• [WHAT TO PRODUCE]: Reproduce all entries precisely as they are written.

• [Records]:
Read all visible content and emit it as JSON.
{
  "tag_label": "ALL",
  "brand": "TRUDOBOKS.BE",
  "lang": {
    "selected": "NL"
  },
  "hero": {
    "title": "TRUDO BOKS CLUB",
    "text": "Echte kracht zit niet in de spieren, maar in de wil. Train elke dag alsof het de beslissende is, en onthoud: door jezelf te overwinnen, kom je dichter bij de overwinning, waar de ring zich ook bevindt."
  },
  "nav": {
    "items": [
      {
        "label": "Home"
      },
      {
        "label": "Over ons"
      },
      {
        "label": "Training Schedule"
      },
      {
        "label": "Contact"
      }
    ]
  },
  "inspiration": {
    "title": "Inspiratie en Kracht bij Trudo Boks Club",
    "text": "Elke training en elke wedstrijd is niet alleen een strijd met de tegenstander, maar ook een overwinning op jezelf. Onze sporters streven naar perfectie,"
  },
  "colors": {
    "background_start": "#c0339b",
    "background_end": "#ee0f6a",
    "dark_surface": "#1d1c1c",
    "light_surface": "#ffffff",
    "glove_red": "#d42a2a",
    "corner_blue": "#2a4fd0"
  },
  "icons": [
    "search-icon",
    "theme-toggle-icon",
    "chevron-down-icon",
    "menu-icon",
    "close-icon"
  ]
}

• [EXERCISE RESULT]:
Read all visible content and emit it as JSON.
{
  "tag_label": "ALL",
  "brand": "TRUDOBOKS.BE",
  "lang": {
    "selected": "NL"
  },
  "hero": {
    "title": "TRUDO BOKS CLUB",
    "text": "Echte kracht zit niet in de spieren, maar in de wil. Train elke dag alsof het de beslissende is, en onthoud: door jezelf te overwinnen, kom je dichter bij de overwinning, waar de ring zich ook bevindt."
  },
  "nav": {
    "items": [
      {
        "label": "Home"
      },
      {
        "label": "Over ons"
      },
      {
        "label": "Training Schedule"
      },
      {
        "label": "Contact"
      }
    ]
  },
  "inspiration": {
    "title": "Inspiratie en Kracht bij Trudo Boks Club",
    "text": "Elke training en elke wedstrijd is niet alleen een strijd met de tegenstander, maar ook een overwinning op jezelf. Onze sporters streven naar perfectie,"
  },
  "colors": {
    "background_start": "#c0339b",
    "background_end": "#ee0f6a",
    "dark_surface": "#1d1c1c",
    "light_surface": "#ffffff",
    "glove_red": "#d42a2a",
    "corner_blue": "#2a4fd0"
  },
  "icons": [
    "search-icon",
    "theme-toggle-icon",
    "chevron-down-icon",
    "menu-icon",
    "close-icon"
  ]
}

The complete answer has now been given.